**REQUEST**
Copy each line of the entries beneath that contains the word "Show".

**PROVIDED DATA**
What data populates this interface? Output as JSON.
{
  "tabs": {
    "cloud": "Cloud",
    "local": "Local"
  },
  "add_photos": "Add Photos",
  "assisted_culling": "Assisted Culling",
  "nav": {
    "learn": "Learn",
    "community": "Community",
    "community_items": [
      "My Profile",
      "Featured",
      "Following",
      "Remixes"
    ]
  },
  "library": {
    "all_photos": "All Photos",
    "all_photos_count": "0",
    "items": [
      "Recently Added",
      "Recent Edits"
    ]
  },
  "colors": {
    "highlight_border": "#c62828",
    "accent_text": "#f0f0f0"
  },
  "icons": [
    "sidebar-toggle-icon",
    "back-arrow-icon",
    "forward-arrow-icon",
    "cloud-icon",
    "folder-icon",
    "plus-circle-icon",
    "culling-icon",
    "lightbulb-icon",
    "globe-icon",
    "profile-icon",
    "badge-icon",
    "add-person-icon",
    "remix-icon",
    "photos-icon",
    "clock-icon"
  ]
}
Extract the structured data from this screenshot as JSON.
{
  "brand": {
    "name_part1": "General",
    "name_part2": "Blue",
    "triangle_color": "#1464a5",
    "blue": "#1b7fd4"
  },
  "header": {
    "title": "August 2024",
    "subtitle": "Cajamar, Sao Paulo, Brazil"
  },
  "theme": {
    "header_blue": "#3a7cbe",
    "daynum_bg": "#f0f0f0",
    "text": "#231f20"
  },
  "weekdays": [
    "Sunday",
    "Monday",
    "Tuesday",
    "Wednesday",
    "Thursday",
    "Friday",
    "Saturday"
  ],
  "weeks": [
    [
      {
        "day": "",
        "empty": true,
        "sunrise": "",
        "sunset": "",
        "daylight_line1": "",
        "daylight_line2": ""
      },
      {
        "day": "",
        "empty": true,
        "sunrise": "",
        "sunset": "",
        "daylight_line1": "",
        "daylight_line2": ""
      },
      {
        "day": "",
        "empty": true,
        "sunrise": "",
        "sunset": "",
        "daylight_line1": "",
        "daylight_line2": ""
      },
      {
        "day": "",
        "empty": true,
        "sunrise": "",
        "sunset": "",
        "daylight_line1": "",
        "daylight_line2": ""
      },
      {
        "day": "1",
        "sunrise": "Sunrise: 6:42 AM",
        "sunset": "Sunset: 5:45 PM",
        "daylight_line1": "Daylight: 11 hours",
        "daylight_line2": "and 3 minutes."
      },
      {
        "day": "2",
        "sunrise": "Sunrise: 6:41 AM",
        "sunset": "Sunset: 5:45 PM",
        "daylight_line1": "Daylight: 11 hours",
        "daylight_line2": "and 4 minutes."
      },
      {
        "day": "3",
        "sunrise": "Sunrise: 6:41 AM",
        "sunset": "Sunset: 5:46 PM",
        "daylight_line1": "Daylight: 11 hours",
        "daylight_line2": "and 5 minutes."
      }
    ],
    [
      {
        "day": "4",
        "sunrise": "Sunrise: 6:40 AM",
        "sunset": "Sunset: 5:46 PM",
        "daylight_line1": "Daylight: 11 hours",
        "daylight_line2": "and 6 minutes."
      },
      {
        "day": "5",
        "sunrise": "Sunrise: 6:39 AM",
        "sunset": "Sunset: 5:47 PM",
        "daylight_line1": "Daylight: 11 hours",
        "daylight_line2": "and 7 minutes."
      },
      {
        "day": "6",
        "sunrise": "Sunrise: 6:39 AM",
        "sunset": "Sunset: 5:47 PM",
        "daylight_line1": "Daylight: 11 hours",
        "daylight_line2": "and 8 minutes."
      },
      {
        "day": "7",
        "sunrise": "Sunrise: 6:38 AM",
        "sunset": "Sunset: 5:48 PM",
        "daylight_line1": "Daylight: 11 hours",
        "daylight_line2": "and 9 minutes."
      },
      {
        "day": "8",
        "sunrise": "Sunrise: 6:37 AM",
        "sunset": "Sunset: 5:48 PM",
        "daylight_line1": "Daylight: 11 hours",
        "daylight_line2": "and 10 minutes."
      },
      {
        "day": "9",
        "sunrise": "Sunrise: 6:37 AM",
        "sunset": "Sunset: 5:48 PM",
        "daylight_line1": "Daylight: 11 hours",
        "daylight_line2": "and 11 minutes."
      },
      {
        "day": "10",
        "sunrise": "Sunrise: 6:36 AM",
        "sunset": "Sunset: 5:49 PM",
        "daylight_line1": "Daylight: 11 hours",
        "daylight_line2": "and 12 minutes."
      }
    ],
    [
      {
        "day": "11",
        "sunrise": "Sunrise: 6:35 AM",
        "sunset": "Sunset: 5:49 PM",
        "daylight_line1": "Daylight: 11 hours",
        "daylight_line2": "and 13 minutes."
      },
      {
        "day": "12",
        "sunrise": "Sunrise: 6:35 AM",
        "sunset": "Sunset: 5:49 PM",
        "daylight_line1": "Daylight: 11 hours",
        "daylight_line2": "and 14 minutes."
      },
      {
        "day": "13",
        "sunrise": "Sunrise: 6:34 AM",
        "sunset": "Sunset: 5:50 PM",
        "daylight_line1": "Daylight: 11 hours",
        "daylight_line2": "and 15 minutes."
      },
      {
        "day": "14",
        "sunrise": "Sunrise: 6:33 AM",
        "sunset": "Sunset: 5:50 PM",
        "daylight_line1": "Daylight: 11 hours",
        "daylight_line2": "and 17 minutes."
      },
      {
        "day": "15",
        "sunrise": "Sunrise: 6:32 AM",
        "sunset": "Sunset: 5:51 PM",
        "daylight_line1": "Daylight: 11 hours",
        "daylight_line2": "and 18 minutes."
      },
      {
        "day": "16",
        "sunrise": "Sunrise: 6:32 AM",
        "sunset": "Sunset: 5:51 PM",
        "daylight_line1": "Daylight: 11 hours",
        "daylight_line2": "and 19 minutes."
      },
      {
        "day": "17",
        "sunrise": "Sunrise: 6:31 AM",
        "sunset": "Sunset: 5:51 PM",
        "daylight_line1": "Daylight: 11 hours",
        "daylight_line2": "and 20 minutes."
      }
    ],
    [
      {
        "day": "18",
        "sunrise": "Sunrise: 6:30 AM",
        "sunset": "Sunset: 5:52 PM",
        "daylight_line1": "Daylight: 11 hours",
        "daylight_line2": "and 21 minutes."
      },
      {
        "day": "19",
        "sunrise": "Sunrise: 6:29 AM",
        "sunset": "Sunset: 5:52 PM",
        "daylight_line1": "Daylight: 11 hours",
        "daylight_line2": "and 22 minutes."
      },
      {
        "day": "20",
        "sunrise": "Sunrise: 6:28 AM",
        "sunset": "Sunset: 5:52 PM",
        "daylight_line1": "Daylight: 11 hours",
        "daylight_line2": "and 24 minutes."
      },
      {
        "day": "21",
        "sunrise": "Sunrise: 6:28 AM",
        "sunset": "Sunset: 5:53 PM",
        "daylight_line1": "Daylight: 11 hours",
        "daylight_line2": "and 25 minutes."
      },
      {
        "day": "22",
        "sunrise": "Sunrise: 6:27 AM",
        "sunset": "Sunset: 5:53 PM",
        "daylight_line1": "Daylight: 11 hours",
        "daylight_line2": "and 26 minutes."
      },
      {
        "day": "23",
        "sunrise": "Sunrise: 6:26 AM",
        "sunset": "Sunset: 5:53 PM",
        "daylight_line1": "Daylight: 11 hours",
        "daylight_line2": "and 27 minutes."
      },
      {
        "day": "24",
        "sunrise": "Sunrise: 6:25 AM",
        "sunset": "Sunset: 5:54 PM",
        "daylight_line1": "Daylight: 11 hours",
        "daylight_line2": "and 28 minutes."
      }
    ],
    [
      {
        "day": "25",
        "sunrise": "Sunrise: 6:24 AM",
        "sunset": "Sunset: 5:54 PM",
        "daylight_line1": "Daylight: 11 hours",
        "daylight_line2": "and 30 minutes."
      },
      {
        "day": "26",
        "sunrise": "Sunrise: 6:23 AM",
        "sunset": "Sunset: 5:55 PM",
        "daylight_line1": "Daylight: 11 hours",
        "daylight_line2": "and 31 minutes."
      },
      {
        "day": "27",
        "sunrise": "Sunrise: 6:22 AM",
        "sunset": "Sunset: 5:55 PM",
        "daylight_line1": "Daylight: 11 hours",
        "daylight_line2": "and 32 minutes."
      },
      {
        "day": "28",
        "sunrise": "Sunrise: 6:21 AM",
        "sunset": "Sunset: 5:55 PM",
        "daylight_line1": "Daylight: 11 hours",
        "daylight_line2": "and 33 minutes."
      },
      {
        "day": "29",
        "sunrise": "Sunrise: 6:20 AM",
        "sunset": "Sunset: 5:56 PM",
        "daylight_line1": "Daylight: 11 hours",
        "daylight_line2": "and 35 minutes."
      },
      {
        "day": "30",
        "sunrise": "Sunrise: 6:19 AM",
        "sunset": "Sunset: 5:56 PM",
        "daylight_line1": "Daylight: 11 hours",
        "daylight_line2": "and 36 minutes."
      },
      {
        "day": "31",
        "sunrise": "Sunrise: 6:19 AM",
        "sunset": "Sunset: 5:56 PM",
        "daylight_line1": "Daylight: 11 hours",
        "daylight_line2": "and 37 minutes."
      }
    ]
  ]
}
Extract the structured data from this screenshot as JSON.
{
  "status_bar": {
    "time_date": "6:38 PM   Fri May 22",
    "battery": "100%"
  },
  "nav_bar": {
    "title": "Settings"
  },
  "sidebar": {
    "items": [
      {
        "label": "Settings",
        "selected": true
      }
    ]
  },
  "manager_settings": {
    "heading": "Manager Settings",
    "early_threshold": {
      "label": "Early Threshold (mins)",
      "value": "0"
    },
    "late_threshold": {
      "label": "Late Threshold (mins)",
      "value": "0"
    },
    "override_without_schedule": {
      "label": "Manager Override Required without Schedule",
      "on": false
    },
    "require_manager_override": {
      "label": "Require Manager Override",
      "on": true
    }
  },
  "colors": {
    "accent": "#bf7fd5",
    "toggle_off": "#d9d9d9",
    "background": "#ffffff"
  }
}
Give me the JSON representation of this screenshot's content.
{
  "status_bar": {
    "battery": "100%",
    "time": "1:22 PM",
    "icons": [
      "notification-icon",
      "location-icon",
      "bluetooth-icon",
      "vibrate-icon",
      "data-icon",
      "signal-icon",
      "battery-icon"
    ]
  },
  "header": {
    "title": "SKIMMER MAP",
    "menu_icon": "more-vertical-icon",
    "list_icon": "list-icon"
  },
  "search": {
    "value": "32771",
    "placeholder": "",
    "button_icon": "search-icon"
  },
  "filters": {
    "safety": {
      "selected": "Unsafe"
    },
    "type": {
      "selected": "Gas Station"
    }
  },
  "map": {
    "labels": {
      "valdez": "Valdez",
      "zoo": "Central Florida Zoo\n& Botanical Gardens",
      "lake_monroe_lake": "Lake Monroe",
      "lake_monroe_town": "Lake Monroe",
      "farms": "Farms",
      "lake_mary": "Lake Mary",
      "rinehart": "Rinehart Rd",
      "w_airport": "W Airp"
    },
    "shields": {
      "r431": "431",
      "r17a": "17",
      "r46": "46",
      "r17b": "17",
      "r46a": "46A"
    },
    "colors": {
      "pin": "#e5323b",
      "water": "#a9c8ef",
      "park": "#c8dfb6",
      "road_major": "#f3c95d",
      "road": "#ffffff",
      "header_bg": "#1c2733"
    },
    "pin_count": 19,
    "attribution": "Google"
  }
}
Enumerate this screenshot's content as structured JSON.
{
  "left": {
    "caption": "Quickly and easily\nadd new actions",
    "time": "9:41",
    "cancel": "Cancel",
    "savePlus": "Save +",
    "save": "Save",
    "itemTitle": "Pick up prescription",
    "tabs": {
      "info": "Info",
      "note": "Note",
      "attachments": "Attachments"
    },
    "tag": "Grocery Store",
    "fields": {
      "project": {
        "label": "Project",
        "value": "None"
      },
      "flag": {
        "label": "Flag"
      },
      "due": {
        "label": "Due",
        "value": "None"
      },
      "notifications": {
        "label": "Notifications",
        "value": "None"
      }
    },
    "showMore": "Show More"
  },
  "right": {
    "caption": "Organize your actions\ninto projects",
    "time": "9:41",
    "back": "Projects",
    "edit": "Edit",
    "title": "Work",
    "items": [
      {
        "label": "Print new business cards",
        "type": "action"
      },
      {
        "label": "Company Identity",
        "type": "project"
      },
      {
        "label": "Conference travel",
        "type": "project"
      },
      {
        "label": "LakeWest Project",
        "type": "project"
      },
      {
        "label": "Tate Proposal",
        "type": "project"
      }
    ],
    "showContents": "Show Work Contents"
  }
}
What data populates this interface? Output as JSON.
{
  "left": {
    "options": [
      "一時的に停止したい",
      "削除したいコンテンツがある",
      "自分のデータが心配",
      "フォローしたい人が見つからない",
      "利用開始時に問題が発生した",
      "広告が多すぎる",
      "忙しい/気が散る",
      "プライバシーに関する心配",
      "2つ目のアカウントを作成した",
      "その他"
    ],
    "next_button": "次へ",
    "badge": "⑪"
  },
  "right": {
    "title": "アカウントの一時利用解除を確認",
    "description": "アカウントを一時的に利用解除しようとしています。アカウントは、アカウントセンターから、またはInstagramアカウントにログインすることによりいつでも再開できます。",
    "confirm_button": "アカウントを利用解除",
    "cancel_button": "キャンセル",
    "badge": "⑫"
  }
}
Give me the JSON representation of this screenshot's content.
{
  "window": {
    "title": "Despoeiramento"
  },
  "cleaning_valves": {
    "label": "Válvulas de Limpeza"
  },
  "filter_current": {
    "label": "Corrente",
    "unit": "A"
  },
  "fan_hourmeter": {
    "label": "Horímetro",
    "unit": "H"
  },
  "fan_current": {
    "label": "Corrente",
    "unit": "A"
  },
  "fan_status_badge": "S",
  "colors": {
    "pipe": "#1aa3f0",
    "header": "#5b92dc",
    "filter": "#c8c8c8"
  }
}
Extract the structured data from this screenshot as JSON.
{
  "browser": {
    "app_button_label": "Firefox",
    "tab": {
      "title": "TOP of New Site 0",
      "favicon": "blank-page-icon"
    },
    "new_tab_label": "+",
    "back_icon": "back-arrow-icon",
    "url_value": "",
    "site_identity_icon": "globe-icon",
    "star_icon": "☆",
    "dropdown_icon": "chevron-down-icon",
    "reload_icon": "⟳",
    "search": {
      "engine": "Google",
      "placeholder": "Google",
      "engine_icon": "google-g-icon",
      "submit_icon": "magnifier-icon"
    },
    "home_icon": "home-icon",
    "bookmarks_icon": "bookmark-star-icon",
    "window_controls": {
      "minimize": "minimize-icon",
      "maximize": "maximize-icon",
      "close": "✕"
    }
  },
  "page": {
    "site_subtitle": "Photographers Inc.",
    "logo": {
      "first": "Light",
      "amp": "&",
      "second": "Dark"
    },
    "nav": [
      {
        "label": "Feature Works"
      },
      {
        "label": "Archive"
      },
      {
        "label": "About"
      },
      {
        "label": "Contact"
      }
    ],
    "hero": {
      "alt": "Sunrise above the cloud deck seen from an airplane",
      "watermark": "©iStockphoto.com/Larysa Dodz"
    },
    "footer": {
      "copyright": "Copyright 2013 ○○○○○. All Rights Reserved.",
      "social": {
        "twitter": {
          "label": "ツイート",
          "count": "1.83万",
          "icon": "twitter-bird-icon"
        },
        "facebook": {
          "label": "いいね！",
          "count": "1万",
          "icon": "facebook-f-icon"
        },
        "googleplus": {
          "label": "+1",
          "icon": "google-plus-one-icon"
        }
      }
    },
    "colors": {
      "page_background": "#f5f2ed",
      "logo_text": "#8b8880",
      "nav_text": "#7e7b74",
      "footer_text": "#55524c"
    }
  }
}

**EXERCISE RESULT**
    "showMore": "Show More"
    "showContents": "Show Work Contents"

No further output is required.